# START OF Source material

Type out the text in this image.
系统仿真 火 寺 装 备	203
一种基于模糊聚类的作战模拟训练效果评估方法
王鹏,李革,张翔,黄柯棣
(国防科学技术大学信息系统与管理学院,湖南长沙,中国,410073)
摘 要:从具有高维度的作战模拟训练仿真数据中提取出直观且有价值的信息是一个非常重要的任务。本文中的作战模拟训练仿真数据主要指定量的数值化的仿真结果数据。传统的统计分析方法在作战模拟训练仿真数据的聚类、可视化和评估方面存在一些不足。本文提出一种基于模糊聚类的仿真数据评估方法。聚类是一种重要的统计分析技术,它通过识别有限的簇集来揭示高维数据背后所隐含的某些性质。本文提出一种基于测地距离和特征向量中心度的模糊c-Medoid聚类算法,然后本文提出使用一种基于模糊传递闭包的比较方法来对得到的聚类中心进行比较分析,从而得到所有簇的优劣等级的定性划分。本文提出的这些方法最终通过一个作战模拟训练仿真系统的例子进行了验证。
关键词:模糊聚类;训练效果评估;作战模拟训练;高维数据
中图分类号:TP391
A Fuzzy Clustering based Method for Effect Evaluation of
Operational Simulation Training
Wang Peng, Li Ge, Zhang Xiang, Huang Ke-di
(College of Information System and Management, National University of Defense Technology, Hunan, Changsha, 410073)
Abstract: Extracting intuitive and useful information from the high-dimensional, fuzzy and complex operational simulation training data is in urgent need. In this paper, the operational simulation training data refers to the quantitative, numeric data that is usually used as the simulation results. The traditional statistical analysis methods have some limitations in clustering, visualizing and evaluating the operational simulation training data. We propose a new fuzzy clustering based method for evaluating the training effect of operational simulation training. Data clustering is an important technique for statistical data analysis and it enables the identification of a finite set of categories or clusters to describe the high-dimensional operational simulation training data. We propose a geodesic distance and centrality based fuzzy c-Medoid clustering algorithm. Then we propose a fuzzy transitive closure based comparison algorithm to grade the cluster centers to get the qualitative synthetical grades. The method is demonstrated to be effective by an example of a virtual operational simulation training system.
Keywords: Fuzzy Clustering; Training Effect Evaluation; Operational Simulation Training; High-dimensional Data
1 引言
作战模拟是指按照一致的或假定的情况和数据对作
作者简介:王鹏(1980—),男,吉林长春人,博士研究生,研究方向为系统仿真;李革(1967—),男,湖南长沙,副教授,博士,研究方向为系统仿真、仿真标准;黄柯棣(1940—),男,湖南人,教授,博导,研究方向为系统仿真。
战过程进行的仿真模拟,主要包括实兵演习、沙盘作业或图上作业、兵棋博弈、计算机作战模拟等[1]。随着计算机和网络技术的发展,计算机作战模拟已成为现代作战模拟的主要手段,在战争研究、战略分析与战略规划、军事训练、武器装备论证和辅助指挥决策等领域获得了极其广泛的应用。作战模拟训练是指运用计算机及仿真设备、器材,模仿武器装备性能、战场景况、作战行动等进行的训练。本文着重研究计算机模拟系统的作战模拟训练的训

# END OF Source material

- _What you are asked to do_
Copy out the lines in which the string "Evaluation" appears.

- _In response_
A Fuzzy Clustering based Method for Effect Evaluation of
Keywords: Fuzzy Clustering; Training Effect Evaluation; Operational Simulation Training; High-dimensional Data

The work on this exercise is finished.